### WHAT IS REQUIRED:
Print the entire listing. Each line must match the original exactly.

### DATA FOR THE TASK:

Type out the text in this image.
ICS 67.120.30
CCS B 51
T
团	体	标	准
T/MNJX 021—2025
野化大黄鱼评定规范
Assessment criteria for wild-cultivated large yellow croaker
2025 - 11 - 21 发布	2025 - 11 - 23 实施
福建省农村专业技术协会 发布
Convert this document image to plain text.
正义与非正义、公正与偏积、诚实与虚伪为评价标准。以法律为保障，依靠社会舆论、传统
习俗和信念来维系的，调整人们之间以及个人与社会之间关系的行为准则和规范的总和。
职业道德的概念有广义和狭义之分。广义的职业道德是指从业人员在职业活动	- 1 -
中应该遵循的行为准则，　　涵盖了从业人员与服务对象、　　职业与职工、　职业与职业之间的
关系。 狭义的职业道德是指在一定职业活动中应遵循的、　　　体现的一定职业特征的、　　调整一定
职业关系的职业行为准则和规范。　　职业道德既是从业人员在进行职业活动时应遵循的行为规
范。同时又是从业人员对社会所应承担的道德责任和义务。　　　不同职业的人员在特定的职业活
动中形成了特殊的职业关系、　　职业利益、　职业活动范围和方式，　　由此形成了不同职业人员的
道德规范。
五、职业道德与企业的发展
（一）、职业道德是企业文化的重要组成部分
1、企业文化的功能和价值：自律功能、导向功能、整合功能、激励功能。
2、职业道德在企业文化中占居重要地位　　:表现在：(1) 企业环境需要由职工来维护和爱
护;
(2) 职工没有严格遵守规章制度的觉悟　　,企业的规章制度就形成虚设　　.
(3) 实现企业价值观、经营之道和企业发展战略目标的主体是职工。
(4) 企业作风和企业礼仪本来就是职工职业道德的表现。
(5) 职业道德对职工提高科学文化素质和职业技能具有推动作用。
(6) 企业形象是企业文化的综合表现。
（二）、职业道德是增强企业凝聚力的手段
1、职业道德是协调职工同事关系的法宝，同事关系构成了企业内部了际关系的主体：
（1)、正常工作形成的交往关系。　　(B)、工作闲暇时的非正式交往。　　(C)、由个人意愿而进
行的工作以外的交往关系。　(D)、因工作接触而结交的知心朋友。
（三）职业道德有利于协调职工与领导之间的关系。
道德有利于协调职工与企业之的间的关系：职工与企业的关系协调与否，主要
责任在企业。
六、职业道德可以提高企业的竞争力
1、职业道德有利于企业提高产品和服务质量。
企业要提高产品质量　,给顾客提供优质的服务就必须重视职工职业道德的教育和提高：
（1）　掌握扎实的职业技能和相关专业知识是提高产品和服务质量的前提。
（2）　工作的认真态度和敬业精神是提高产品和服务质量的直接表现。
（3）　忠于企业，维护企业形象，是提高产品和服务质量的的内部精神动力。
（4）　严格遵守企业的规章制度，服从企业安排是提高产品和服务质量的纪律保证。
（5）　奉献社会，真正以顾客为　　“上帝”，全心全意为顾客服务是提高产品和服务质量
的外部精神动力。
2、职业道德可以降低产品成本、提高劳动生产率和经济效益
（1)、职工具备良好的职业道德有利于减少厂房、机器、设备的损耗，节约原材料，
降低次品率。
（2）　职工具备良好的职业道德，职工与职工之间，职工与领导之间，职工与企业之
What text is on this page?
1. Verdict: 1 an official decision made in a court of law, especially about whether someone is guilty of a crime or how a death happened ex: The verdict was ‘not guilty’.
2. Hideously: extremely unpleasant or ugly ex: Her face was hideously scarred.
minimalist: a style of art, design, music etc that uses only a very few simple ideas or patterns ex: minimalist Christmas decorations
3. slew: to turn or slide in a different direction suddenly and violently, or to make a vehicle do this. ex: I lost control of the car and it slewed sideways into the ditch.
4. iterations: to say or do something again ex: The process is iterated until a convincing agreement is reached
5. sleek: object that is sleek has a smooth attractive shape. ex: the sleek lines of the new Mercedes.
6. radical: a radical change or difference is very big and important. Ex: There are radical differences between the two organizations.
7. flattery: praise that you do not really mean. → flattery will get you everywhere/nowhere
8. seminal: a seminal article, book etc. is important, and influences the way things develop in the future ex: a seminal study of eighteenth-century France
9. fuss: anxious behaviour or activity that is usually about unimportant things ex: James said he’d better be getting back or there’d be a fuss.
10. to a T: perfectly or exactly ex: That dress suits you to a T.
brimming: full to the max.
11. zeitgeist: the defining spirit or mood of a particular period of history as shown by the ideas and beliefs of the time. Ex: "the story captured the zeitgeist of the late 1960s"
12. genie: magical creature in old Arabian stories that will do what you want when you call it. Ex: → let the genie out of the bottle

### TASK RESPONSE:
Type out the text in this image.
ICS 67.120.30
CCS B 51
T
团	体	标	准
T/MNJX 021—2025
野化大黄鱼评定规范
Assessment criteria for wild-cultivated large yellow croaker
2025 - 11 - 21 发布	2025 - 11 - 23 实施
福建省农村专业技术协会 发布
Convert this document image to plain text.
正义与非正义、公正与偏积、诚实与虚伪为评价标准。以法律为保障，依靠社会舆论、传统
习俗和信念来维系的，调整人们之间以及个人与社会之间关系的行为准则和规范的总和。
职业道德的概念有广义和狭义之分。广义的职业道德是指从业人员在职业活动	- 1 -
中应该遵循的行为准则，　　涵盖了从业人员与服务对象、　　职业与职工、　职业与职业之间的
关系。 狭义的职业道德是指在一定职业活动中应遵循的、　　　体现的一定职业特征的、　　调整一定
职业关系的职业行为准则和规范。　　职业道德既是从业人员在进行职业活动时应遵循的行为规
范。同时又是从业人员对社会所应承担的道德责任和义务。　　　不同职业的人员在特定的职业活
动中形成了特殊的职业关系、　　职业利益、　职业活动范围和方式，　　由此形成了不同职业人员的
道德规范。
五、职业道德与企业的发展
（一）、职业道德是企业文化的重要组成部分
1、企业文化的功能和价值：自律功能、导向功能、整合功能、激励功能。
2、职业道德在企业文化中占居重要地位　　:表现在：(1) 企业环境需要由职工来维护和爱
护;
(2) 职工没有严格遵守规章制度的觉悟　　,企业的规章制度就形成虚设　　.
(3) 实现企业价值观、经营之道和企业发展战略目标的主体是职工。
(4) 企业作风和企业礼仪本来就是职工职业道德的表现。
(5) 职业道德对职工提高科学文化素质和职业技能具有推动作用。
(6) 企业形象是企业文化的综合表现。
（二）、职业道德是增强企业凝聚力的手段
1、职业道德是协调职工同事关系的法宝，同事关系构成了企业内部了际关系的主体：
（1)、正常工作形成的交往关系。　　(B)、工作闲暇时的非正式交往。　　(C)、由个人意愿而进
行的工作以外的交往关系。　(D)、因工作接触而结交的知心朋友。
（三）职业道德有利于协调职工与领导之间的关系。
道德有利于协调职工与企业之的间的关系：职工与企业的关系协调与否，主要
责任在企业。
六、职业道德可以提高企业的竞争力
1、职业道德有利于企业提高产品和服务质量。
企业要提高产品质量　,给顾客提供优质的服务就必须重视职工职业道德的教育和提高：
（1）　掌握扎实的职业技能和相关专业知识是提高产品和服务质量的前提。
（2）　工作的认真态度和敬业精神是提高产品和服务质量的直接表现。
（3）　忠于企业，维护企业形象，是提高产品和服务质量的的内部精神动力。
（4）　严格遵守企业的规章制度，服从企业安排是提高产品和服务质量的纪律保证。
（5）　奉献社会，真正以顾客为　　“上帝”，全心全意为顾客服务是提高产品和服务质量
的外部精神动力。
2、职业道德可以降低产品成本、提高劳动生产率和经济效益
（1)、职工具备良好的职业道德有利于减少厂房、机器、设备的损耗，节约原材料，
降低次品率。
（2）　职工具备良好的职业道德，职工与职工之间，职工与领导之间，职工与企业之
What text is on this page?
1. Verdict: 1 an official decision made in a court of law, especially about whether someone is guilty of a crime or how a death happened ex: The verdict was ‘not guilty’.
2. Hideously: extremely unpleasant or ugly ex: Her face was hideously scarred.
minimalist: a style of art, design, music etc that uses only a very few simple ideas or patterns ex: minimalist Christmas decorations
3. slew: to turn or slide in a different direction suddenly and violently, or to make a vehicle do this. ex: I lost control of the car and it slewed sideways into the ditch.
4. iterations: to say or do something again ex: The process is iterated until a convincing agreement is reached
5. sleek: object that is sleek has a smooth attractive shape. ex: the sleek lines of the new Mercedes.
6. radical: a radical change or difference is very big and important. Ex: There are radical differences between the two organizations.
7. flattery: praise that you do not really mean. → flattery will get you everywhere/nowhere
8. seminal: a seminal article, book etc. is important, and influences the way things develop in the future ex: a seminal study of eighteenth-century France
9. fuss: anxious behaviour or activity that is usually about unimportant things ex: James said he’d better be getting back or there’d be a fuss.
10. to a T: perfectly or exactly ex: That dress suits you to a T.
brimming: full to the max.
11. zeitgeist: the defining spirit or mood of a particular period of history as shown by the ideas and beliefs of the time. Ex: "the story captured the zeitgeist of the late 1960s"
12. genie: magical creature in old Arabian stories that will do what you want when you call it. Ex: → let the genie out of the bottle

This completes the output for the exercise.